Dataset items
►

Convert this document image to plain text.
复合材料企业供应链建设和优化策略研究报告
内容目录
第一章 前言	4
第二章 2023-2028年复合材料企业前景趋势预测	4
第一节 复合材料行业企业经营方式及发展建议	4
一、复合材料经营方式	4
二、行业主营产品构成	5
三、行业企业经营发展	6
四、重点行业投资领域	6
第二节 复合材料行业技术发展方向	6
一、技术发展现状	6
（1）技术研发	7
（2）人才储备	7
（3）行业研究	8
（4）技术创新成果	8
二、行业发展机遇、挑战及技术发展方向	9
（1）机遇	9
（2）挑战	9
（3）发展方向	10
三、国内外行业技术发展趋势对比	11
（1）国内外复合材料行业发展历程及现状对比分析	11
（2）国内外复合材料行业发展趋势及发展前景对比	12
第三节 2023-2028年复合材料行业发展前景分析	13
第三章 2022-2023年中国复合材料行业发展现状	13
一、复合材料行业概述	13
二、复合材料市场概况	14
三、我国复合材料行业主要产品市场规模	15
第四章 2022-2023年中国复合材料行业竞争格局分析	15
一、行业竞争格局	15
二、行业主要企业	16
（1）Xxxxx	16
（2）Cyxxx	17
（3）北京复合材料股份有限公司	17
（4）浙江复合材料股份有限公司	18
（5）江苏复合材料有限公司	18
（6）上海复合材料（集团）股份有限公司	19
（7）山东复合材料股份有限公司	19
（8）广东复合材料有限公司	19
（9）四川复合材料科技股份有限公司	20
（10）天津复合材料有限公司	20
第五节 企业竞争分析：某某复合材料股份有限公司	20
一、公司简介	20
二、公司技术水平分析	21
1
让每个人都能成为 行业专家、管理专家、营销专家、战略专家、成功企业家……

◄
►

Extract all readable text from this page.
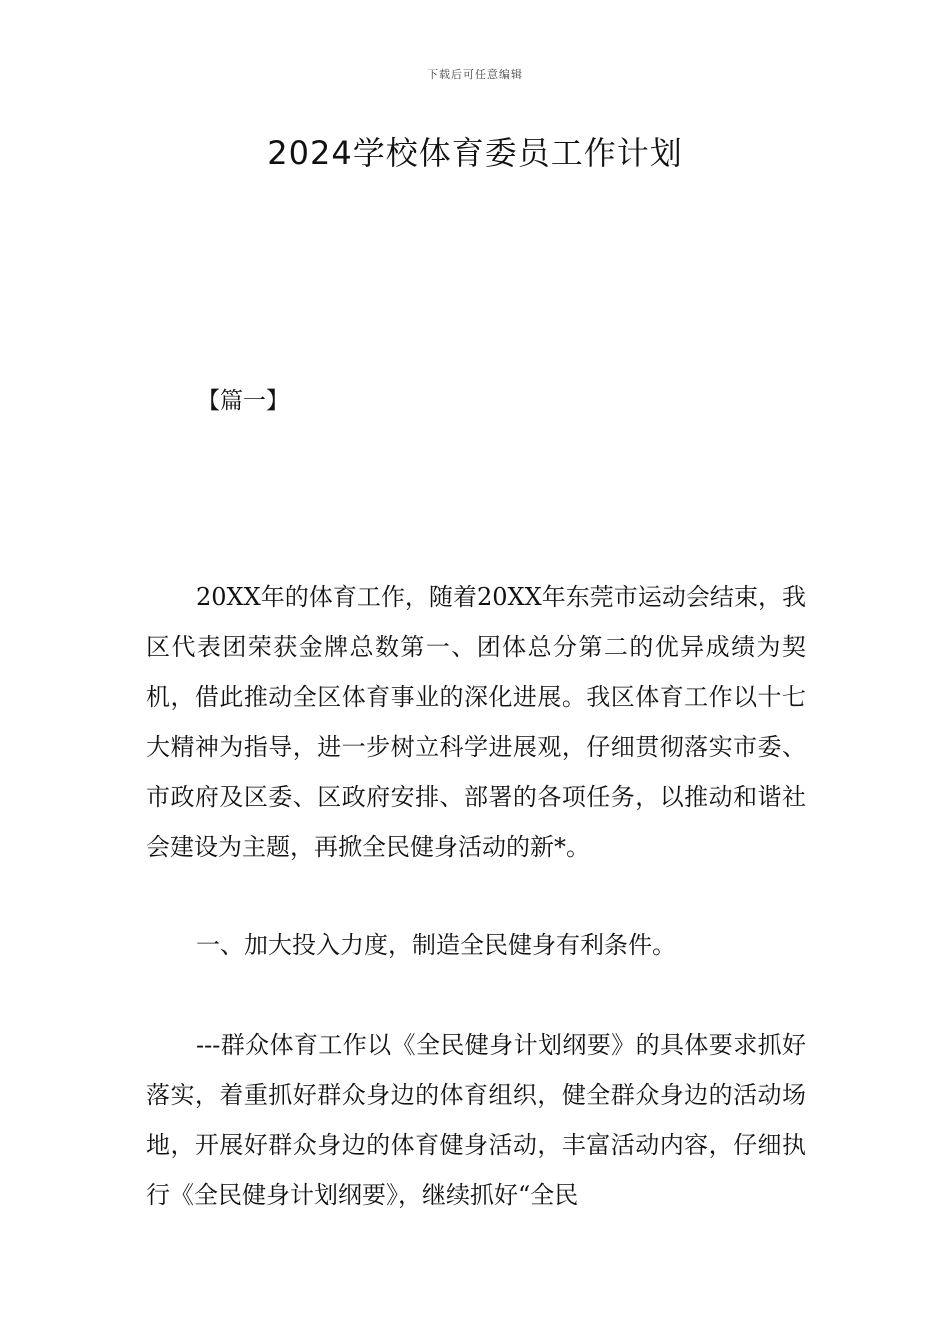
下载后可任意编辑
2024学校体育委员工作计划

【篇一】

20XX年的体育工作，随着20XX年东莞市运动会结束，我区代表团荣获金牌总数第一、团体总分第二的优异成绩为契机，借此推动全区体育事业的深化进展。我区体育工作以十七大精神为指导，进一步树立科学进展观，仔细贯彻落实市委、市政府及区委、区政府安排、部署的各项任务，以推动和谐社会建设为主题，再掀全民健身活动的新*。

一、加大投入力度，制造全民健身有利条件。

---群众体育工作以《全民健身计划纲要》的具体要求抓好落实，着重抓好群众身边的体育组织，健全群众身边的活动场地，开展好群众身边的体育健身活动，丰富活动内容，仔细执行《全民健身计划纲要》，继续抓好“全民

◄
►

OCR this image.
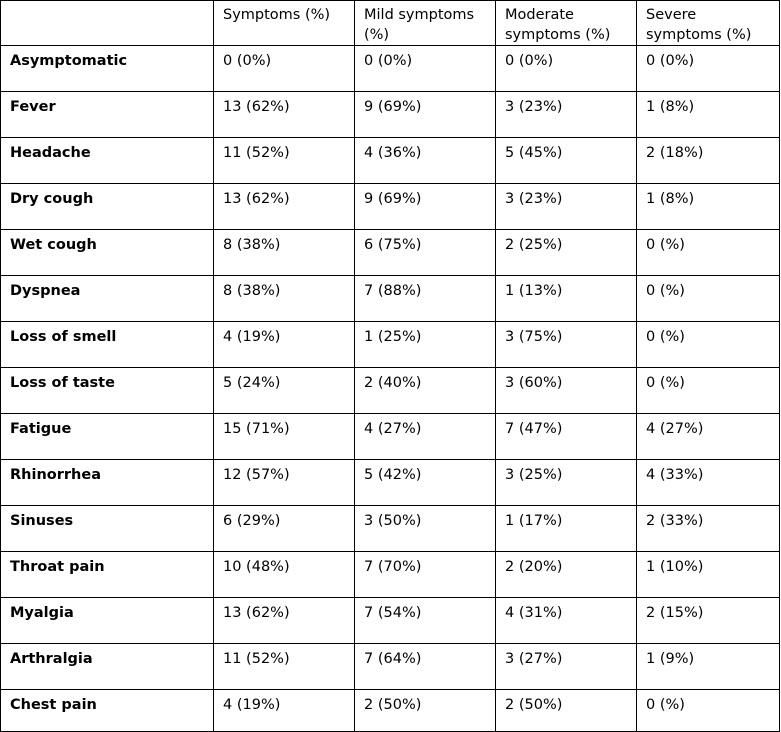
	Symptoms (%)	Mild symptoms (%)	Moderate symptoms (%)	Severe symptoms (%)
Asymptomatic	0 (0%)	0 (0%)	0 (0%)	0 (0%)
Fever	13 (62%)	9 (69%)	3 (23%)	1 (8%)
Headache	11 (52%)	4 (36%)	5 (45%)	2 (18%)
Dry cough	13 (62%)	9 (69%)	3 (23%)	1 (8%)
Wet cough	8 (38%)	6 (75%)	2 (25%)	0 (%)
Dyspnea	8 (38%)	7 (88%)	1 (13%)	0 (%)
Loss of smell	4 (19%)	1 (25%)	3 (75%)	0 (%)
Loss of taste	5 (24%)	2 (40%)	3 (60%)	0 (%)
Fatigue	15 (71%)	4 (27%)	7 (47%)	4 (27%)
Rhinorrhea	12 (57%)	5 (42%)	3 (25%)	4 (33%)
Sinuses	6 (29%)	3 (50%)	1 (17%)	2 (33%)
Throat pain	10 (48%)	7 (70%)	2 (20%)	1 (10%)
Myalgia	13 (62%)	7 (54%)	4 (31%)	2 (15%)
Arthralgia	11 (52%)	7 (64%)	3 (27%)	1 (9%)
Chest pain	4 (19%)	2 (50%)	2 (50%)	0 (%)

◄

• [Short task]: Copy in full each line that holds the word "text".

• [Answer to this task]:
Convert this document image to plain text.
Extract all readable text from this page.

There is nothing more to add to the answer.